» **WRITTEN REQUEST**
How many lines in the records below contain the word "text"? Give only the number.

BEGIN ENTRIES PROVIDED

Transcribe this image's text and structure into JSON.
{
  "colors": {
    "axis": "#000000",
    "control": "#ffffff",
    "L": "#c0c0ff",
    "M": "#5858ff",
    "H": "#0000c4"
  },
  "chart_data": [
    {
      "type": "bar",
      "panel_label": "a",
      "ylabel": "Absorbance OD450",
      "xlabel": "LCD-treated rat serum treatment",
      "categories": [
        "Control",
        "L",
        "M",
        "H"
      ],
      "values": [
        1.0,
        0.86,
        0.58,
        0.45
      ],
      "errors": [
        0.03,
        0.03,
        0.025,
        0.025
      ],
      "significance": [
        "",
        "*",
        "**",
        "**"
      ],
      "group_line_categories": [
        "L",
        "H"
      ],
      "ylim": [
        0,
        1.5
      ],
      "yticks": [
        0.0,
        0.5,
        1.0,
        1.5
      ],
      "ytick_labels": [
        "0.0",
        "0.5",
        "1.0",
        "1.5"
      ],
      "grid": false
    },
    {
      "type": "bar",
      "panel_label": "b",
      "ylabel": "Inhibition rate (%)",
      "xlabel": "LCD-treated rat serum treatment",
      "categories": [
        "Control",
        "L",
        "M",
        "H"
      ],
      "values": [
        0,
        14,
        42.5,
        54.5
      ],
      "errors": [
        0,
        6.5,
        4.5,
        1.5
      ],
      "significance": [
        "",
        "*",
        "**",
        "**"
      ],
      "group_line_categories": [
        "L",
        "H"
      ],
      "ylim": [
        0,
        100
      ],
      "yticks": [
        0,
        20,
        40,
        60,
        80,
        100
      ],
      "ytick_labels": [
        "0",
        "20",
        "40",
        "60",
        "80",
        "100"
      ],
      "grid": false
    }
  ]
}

END ENTRIES PROVIDED
BEGIN ENTRIES PROVIDED

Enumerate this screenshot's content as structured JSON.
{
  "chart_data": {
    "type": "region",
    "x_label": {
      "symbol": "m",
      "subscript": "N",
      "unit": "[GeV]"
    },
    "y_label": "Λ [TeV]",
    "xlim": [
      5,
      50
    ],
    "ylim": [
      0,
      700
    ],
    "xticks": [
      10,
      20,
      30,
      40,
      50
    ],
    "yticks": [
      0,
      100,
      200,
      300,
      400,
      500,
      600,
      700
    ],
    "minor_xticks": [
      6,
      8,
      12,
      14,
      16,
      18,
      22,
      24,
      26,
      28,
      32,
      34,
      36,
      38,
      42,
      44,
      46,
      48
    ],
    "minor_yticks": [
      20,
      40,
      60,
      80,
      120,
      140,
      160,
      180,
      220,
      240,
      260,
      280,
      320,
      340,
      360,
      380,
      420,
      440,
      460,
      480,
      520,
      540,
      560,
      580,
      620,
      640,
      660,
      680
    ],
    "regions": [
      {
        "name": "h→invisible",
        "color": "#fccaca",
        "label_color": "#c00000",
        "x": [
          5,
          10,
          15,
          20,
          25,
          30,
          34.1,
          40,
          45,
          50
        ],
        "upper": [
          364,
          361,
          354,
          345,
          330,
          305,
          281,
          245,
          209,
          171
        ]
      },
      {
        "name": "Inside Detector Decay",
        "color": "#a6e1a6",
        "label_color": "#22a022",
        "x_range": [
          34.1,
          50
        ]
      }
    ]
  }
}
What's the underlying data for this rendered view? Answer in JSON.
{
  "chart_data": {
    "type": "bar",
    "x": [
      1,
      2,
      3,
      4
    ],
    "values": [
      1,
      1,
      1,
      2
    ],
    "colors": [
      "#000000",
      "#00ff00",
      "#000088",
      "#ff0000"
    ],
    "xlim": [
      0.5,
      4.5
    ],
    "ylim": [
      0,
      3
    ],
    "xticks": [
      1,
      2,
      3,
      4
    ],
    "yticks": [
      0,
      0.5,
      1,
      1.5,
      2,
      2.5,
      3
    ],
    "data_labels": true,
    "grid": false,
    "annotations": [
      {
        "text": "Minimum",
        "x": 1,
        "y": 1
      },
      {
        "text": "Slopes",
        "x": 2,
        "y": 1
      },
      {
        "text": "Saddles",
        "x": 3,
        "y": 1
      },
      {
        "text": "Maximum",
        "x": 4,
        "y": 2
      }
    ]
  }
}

END ENTRIES PROVIDED

» **ANSWER TO THIS PROBLEM**
5